§ Extract:

'''

AB 2143 Compliance Fact Sheet
May 7, 2024
AB 2143 (Carrillo) was signed into law on September 29, 2022. The law states that “…construction of any renewable electrical generation facility, and any associated battery storage, after December 31, 2023, that receives service pursuant to the standard contract or tariff developed pursuant to Section 2827.1, shall constitute a public works project[.]” Section 2827.1 is the net metering and net billing tariffs for investor-owned utilities only. It does not apply to non-NEM projects or NEM projects in publicly owned utility territories, among other exemptions listed below.
CALSSA’s guidance on compliance with the law is based on (1) CALSSA’s evaluation of the law, (2) testimony and legislative committee reports created during the legislative process, (3) the California Public Utilities Commission (CPUC)’s Decision voted on November 16, 2023 and (4) communications sent by the Department of Industrial Relations (DIR).
The DIR may or may not issue its own guidance. Should conditions change, CALSSA will update this memo. Nothing in this document should be taken or construed as legal advice. Companies should consult with an attorney to inform their compliance with AB 2143.
What is the trigger date for individual projects to comply?
The CPUC Decision makes a project subject to the law upon submittal of a NEM/NBT interconnection application on or after January 1, 2024. It is reasonable for companies to use this interpretation from the CPUC’s Decision until and unless additional guidance is provided by the DIR.

'''

§ What you have to do:
Copy out the passage of the AB 2143 fact sheet word for word, beginning with the words "The DIR may" and ending after "by the DIR.".

§ Dataset excerpts:

'''

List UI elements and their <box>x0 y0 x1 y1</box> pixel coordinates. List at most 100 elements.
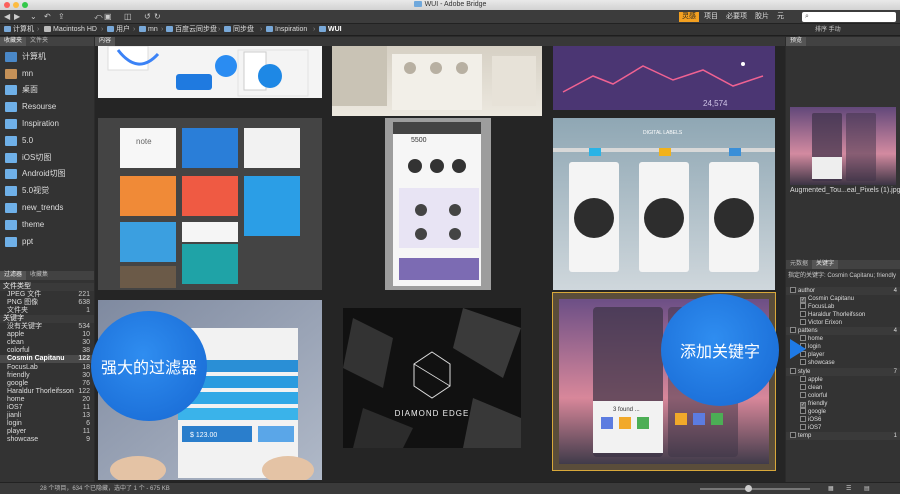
filter-item[interactable]: clean 30 <box>0 339 94 347</box>
crumb-baidu[interactable]: 百度云同步盘 <box>166 24 217 36</box>
tab-metadata[interactable]: 元数据 <box>786 260 812 269</box>
filter-item[interactable]: friendly 30 <box>0 372 94 380</box>
thumbnail[interactable]: DIGITAL LABELS <box>553 118 775 290</box>
favorite-item[interactable]: 5.0视觉 <box>0 183 94 199</box>
checkbox-icon[interactable] <box>800 391 806 398</box>
tab-collections[interactable]: 收藏集 <box>26 271 52 280</box>
refine-icon[interactable]: ◫ <box>124 12 132 22</box>
keyword-item[interactable]: Victor Erixon <box>786 319 900 327</box>
details-view-icon[interactable]: ▤ <box>864 483 870 494</box>
zoom-window-icon[interactable] <box>22 2 28 8</box>
filter-item[interactable]: FocusLab 18 <box>0 364 94 372</box>
tab-favorites[interactable]: 收藏夹 <box>0 37 27 46</box>
favorite-item[interactable]: new_trends <box>0 200 94 216</box>
checkbox-icon[interactable] <box>790 431 796 438</box>
filter-item[interactable]: apple 10 <box>0 331 94 339</box>
checkbox-icon[interactable] <box>800 375 806 382</box>
checkbox-icon[interactable] <box>800 319 806 326</box>
filter-item[interactable]: PNG 图像 638 <box>0 299 94 307</box>
search-input[interactable]: ⌕ <box>802 12 896 22</box>
sort-menu[interactable]: 排序 手动 <box>815 24 841 36</box>
thumbnail[interactable]: DIAMOND EDGE <box>343 308 521 448</box>
keyword-item[interactable]: google <box>786 407 900 416</box>
filter-item[interactable]: Cosmin Capitanu 122 <box>0 355 94 364</box>
favorite-item[interactable]: 桌面 <box>0 82 94 98</box>
workspace-tab-inspiration[interactable]: 灵感 <box>679 12 699 22</box>
crumb-computer[interactable]: 计算机 <box>4 24 34 36</box>
checkbox-icon[interactable] <box>800 311 806 318</box>
filter-item[interactable]: jianli 13 <box>0 412 94 420</box>
favorite-item[interactable]: Resourse <box>0 99 94 115</box>
thumbnail[interactable]: 24,574 <box>553 46 775 110</box>
thumbnail[interactable]: note <box>98 118 322 290</box>
filter-item[interactable]: JPEG 文件 221 <box>0 291 94 299</box>
favorite-item[interactable]: theme <box>0 217 94 233</box>
favorite-item[interactable]: ppt <box>0 234 94 250</box>
tab-keywords[interactable]: 关键字 <box>812 260 839 269</box>
tab-folders[interactable]: 文件夹 <box>26 37 52 46</box>
tab-content[interactable]: 内容 <box>95 37 116 46</box>
filter-item[interactable]: showcase 9 <box>0 436 94 444</box>
checkbox-icon[interactable] <box>800 415 806 422</box>
thumbnail-size-slider[interactable] <box>700 488 810 490</box>
favorite-item[interactable]: Android切图 <box>0 166 94 182</box>
filter-item[interactable]: 文件夹 1 <box>0 307 94 315</box>
rotate-left-icon[interactable]: ↺ <box>144 12 151 22</box>
workspace-tab-filmstrip[interactable]: 胶片 <box>752 12 772 22</box>
filter-item[interactable]: iOS7 11 <box>0 404 94 412</box>
return-icon[interactable]: ↶ <box>44 12 51 22</box>
filter-item[interactable]: Haraldur Thorleifsson 122 <box>0 388 94 396</box>
crumb-wui[interactable]: WUI <box>319 24 342 36</box>
filter-item[interactable]: home 20 <box>0 396 94 404</box>
forward-icon[interactable]: ▶ <box>14 12 20 22</box>
crumb-home[interactable]: mn <box>139 24 158 36</box>
crumb-inspiration[interactable]: Inspiration <box>266 24 307 36</box>
keyword-category[interactable]: pattens 4 <box>786 327 900 336</box>
checkbox-icon[interactable] <box>800 407 806 414</box>
filter-category[interactable]: 文件类型 <box>0 283 94 291</box>
keyword-category[interactable]: temp 1 <box>786 431 900 440</box>
thumbnail[interactable] <box>332 46 542 116</box>
keyword-item[interactable]: ✓ Cosmin Capitanu <box>786 295 900 304</box>
filter-category[interactable]: 关键字 <box>0 315 94 324</box>
keyword-item[interactable]: clean <box>786 383 900 392</box>
favorite-item[interactable]: Inspiration <box>0 116 94 132</box>
workspace-tab-metadata[interactable]: 元 <box>774 12 787 22</box>
favorite-item[interactable]: 计算机 <box>0 49 94 65</box>
keyword-category[interactable]: style 7 <box>786 367 900 376</box>
grid-view-icon[interactable]: ▦ <box>828 483 834 494</box>
close-window-icon[interactable] <box>4 2 10 8</box>
favorite-item[interactable]: iOS切图 <box>0 150 94 166</box>
checkbox-icon[interactable] <box>790 367 796 374</box>
boomerang-icon[interactable]: ⤺ <box>94 12 103 22</box>
workspace-tab-essentials[interactable]: 必要项 <box>723 12 750 22</box>
workspace-tab-project[interactable]: 项目 <box>701 12 721 22</box>
history-icon[interactable]: ⌄ <box>30 12 37 22</box>
favorite-item[interactable]: 5.0 <box>0 133 94 149</box>
filter-item[interactable]: colorful 38 <box>0 347 94 355</box>
rotate-right-icon[interactable]: ↻ <box>154 12 161 22</box>
tab-preview[interactable]: 预览 <box>786 37 807 46</box>
checkbox-icon[interactable] <box>800 303 806 310</box>
list-view-icon[interactable]: ☰ <box>846 483 851 494</box>
checkbox-icon[interactable] <box>800 423 806 430</box>
reveal-icon[interactable]: ⇪ <box>58 12 65 22</box>
keyword-item[interactable]: ✓ friendly <box>786 400 900 408</box>
checkbox-icon[interactable] <box>790 287 796 293</box>
keyword-item[interactable]: showcase <box>786 359 900 367</box>
filter-item[interactable]: google 76 <box>0 380 94 388</box>
minimize-window-icon[interactable] <box>13 2 19 8</box>
keyword-item[interactable]: Haraldur Thorleifsson <box>786 311 900 319</box>
favorite-item[interactable]: mn <box>0 66 94 82</box>
filter-item[interactable]: player 11 <box>0 428 94 436</box>
keyword-category[interactable]: author 4 <box>786 287 900 295</box>
crumb-users[interactable]: 用户 <box>107 24 130 36</box>
keyword-item[interactable]: iOS6 <box>786 415 900 424</box>
slider-handle[interactable] <box>745 485 752 492</box>
checkbox-icon[interactable] <box>790 327 796 334</box>
tab-filter[interactable]: 过滤器 <box>0 271 27 280</box>
thumbnail[interactable]: 5500 <box>385 118 491 290</box>
back-icon[interactable]: ◀ <box>4 12 10 22</box>
crumb-disk[interactable]: Macintosh HD <box>44 24 97 36</box>
checkbox-icon[interactable] <box>800 359 806 366</box>
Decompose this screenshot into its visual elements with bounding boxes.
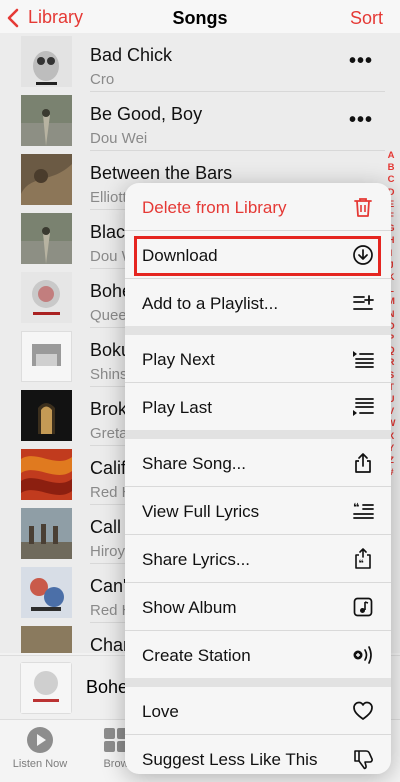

'''

§ Written solution:
The DIR may or may not issue its own guidance. Should conditions change, CALSSA will update this memo. Nothing in this document should be taken or construed as legal advice. Companies should consult with an attorney to inform their compliance with AB 2143.
What is the trigger date for individual projects to comply?
The CPUC Decision makes a project subject to the law upon submittal of a NEM/NBT interconnection application on or after January 1, 2024. It is reasonable for companies to use this interpretation from the CPUC’s Decision until and unless additional guidance is provided by the DIR.